-- Begin EXERCISE DATA --

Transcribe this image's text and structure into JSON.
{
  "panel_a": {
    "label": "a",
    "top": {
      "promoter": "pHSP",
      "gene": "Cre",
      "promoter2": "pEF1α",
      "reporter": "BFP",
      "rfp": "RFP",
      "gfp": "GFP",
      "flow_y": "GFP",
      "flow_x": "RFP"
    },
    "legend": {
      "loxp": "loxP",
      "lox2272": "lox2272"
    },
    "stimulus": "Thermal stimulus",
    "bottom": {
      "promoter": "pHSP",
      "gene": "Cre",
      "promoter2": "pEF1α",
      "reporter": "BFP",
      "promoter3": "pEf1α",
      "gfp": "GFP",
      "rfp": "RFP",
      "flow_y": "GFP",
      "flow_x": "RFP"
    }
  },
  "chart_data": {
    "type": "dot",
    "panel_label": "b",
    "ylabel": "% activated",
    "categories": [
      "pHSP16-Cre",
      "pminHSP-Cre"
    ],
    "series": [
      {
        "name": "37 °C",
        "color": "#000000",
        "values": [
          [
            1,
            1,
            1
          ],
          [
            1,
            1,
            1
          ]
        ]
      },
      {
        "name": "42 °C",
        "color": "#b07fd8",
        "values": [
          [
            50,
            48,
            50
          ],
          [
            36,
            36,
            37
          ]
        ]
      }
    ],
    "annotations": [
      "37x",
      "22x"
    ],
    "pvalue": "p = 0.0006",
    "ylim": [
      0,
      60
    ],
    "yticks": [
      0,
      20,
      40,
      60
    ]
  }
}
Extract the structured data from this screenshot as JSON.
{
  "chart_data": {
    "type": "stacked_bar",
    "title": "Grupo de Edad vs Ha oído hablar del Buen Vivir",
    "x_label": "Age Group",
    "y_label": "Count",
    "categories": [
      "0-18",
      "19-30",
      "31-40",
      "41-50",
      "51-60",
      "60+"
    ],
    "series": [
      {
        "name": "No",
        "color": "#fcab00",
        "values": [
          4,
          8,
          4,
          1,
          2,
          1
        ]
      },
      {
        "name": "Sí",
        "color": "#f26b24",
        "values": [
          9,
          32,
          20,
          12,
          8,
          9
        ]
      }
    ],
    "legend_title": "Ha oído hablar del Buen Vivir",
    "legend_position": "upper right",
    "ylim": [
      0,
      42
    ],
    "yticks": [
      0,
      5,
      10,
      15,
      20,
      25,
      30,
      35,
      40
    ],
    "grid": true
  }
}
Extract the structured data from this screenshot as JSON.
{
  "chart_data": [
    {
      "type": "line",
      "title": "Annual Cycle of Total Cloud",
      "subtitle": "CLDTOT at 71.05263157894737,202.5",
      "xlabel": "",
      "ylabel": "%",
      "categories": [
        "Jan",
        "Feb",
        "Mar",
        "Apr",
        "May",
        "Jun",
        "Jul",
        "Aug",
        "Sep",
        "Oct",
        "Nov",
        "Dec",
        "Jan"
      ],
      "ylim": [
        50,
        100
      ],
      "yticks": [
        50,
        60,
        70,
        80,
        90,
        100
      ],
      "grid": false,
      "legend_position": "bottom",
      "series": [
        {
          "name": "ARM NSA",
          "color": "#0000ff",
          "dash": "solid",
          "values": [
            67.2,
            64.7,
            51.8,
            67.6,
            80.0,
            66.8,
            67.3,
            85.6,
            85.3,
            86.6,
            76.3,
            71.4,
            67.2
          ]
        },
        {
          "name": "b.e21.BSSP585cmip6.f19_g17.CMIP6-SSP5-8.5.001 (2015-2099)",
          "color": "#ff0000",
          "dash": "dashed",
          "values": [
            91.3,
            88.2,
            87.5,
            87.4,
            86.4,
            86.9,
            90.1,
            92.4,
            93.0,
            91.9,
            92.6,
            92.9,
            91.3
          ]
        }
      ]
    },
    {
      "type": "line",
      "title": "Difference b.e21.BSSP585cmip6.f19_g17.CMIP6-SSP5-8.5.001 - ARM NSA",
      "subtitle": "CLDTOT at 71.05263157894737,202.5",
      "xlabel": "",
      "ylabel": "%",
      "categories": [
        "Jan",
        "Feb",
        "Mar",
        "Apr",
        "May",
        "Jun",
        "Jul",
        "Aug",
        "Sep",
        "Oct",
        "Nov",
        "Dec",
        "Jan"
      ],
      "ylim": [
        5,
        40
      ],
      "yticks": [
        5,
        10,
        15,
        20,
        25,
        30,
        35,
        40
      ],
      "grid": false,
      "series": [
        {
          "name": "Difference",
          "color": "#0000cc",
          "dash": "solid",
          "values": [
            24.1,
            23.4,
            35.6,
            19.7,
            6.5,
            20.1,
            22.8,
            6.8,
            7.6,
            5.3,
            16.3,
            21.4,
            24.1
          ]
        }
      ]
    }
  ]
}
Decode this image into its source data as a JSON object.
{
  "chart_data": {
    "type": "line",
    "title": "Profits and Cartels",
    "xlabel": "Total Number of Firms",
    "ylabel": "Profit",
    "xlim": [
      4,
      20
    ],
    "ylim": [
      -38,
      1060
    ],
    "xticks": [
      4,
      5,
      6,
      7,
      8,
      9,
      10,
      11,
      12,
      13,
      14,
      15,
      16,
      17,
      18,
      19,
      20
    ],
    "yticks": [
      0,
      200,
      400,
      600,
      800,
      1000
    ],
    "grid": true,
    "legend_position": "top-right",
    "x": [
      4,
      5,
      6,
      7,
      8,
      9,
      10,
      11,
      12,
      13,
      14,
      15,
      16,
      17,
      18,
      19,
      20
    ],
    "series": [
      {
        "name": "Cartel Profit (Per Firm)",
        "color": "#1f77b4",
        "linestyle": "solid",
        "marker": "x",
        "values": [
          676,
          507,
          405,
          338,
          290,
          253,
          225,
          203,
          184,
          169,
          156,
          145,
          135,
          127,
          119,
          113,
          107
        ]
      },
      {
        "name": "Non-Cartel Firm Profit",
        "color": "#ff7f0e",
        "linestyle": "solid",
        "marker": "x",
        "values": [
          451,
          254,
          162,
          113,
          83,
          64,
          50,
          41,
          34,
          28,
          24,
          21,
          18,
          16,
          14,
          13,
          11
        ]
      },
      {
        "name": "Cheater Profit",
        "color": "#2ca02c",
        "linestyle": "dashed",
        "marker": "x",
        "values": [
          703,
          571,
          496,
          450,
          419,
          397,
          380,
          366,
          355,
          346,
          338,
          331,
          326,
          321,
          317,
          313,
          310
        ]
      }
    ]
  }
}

-- End EXERCISE DATA --

### WHAT YOU ARE ASKED TO DO
Copy out each record from above, exactly.

### ANSWER TO THIS TASK
Transcribe this image's text and structure into JSON.
{
  "panel_a": {
    "label": "a",
    "top": {
      "promoter": "pHSP",
      "gene": "Cre",
      "promoter2": "pEF1α",
      "reporter": "BFP",
      "rfp": "RFP",
      "gfp": "GFP",
      "flow_y": "GFP",
      "flow_x": "RFP"
    },
    "legend": {
      "loxp": "loxP",
      "lox2272": "lox2272"
    },
    "stimulus": "Thermal stimulus",
    "bottom": {
      "promoter": "pHSP",
      "gene": "Cre",
      "promoter2": "pEF1α",
      "reporter": "BFP",
      "promoter3": "pEf1α",
      "gfp": "GFP",
      "rfp": "RFP",
      "flow_y": "GFP",
      "flow_x": "RFP"
    }
  },
  "chart_data": {
    "type": "dot",
    "panel_label": "b",
    "ylabel": "% activated",
    "categories": [
      "pHSP16-Cre",
      "pminHSP-Cre"
    ],
    "series": [
      {
        "name": "37 °C",
        "color": "#000000",
        "values": [
          [
            1,
            1,
            1
          ],
          [
            1,
            1,
            1
          ]
        ]
      },
      {
        "name": "42 °C",
        "color": "#b07fd8",
        "values": [
          [
            50,
            48,
            50
          ],
          [
            36,
            36,
            37
          ]
        ]
      }
    ],
    "annotations": [
      "37x",
      "22x"
    ],
    "pvalue": "p = 0.0006",
    "ylim": [
      0,
      60
    ],
    "yticks": [
      0,
      20,
      40,
      60
    ]
  }
}
Extract the structured data from this screenshot as JSON.
{
  "chart_data": {
    "type": "stacked_bar",
    "title": "Grupo de Edad vs Ha oído hablar del Buen Vivir",
    "x_label": "Age Group",
    "y_label": "Count",
    "categories": [
      "0-18",
      "19-30",
      "31-40",
      "41-50",
      "51-60",
      "60+"
    ],
    "series": [
      {
        "name": "No",
        "color": "#fcab00",
        "values": [
          4,
          8,
          4,
          1,
          2,
          1
        ]
      },
      {
        "name": "Sí",
        "color": "#f26b24",
        "values": [
          9,
          32,
          20,
          12,
          8,
          9
        ]
      }
    ],
    "legend_title": "Ha oído hablar del Buen Vivir",
    "legend_position": "upper right",
    "ylim": [
      0,
      42
    ],
    "yticks": [
      0,
      5,
      10,
      15,
      20,
      25,
      30,
      35,
      40
    ],
    "grid": true
  }
}
Extract the structured data from this screenshot as JSON.
{
  "chart_data": [
    {
      "type": "line",
      "title": "Annual Cycle of Total Cloud",
      "subtitle": "CLDTOT at 71.05263157894737,202.5",
      "xlabel": "",
      "ylabel": "%",
      "categories": [
        "Jan",
        "Feb",
        "Mar",
        "Apr",
        "May",
        "Jun",
        "Jul",
        "Aug",
        "Sep",
        "Oct",
        "Nov",
        "Dec",
        "Jan"
      ],
      "ylim": [
        50,
        100
      ],
      "yticks": [
        50,
        60,
        70,
        80,
        90,
        100
      ],
      "grid": false,
      "legend_position": "bottom",
      "series": [
        {
          "name": "ARM NSA",
          "color": "#0000ff",
          "dash": "solid",
          "values": [
            67.2,
            64.7,
            51.8,
            67.6,
            80.0,
            66.8,
            67.3,
            85.6,
            85.3,
            86.6,
            76.3,
            71.4,
            67.2
          ]
        },
        {
          "name": "b.e21.BSSP585cmip6.f19_g17.CMIP6-SSP5-8.5.001 (2015-2099)",
          "color": "#ff0000",
          "dash": "dashed",
          "values": [
            91.3,
            88.2,
            87.5,
            87.4,
            86.4,
            86.9,
            90.1,
            92.4,
            93.0,
            91.9,
            92.6,
            92.9,
            91.3
          ]
        }
      ]
    },
    {
      "type": "line",
      "title": "Difference b.e21.BSSP585cmip6.f19_g17.CMIP6-SSP5-8.5.001 - ARM NSA",
      "subtitle": "CLDTOT at 71.05263157894737,202.5",
      "xlabel": "",
      "ylabel": "%",
      "categories": [
        "Jan",
        "Feb",
        "Mar",
        "Apr",
        "May",
        "Jun",
        "Jul",
        "Aug",
        "Sep",
        "Oct",
        "Nov",
        "Dec",
        "Jan"
      ],
      "ylim": [
        5,
        40
      ],
      "yticks": [
        5,
        10,
        15,
        20,
        25,
        30,
        35,
        40
      ],
      "grid": false,
      "series": [
        {
          "name": "Difference",
          "color": "#0000cc",
          "dash": "solid",
          "values": [
            24.1,
            23.4,
            35.6,
            19.7,
            6.5,
            20.1,
            22.8,
            6.8,
            7.6,
            5.3,
            16.3,
            21.4,
            24.1
          ]
        }
      ]
    }
  ]
}
Decode this image into its source data as a JSON object.
{
  "chart_data": {
    "type": "line",
    "title": "Profits and Cartels",
    "xlabel": "Total Number of Firms",
    "ylabel": "Profit",
    "xlim": [
      4,
      20
    ],
    "ylim": [
      -38,
      1060
    ],
    "xticks": [
      4,
      5,
      6,
      7,
      8,
      9,
      10,
      11,
      12,
      13,
      14,
      15,
      16,
      17,
      18,
      19,
      20
    ],
    "yticks": [
      0,
      200,
      400,
      600,
      800,
      1000
    ],
    "grid": true,
    "legend_position": "top-right",
    "x": [
      4,
      5,
      6,
      7,
      8,
      9,
      10,
      11,
      12,
      13,
      14,
      15,
      16,
      17,
      18,
      19,
      20
    ],
    "series": [
      {
        "name": "Cartel Profit (Per Firm)",
        "color": "#1f77b4",
        "linestyle": "solid",
        "marker": "x",
        "values": [
          676,
          507,
          405,
          338,
          290,
          253,
          225,
          203,
          184,
          169,
          156,
          145,
          135,
          127,
          119,
          113,
          107
        ]
      },
      {
        "name": "Non-Cartel Firm Profit",
        "color": "#ff7f0e",
        "linestyle": "solid",
        "marker": "x",
        "values": [
          451,
          254,
          162,
          113,
          83,
          64,
          50,
          41,
          34,
          28,
          24,
          21,
          18,
          16,
          14,
          13,
          11
        ]
      },
      {
        "name": "Cheater Profit",
        "color": "#2ca02c",
        "linestyle": "dashed",
        "marker": "x",
        "values": [
          703,
          571,
          496,
          450,
          419,
          397,
          380,
          366,
          355,
          346,
          338,
          331,
          326,
          321,
          317,
          313,
          310
        ]
      }
    ]
  }
}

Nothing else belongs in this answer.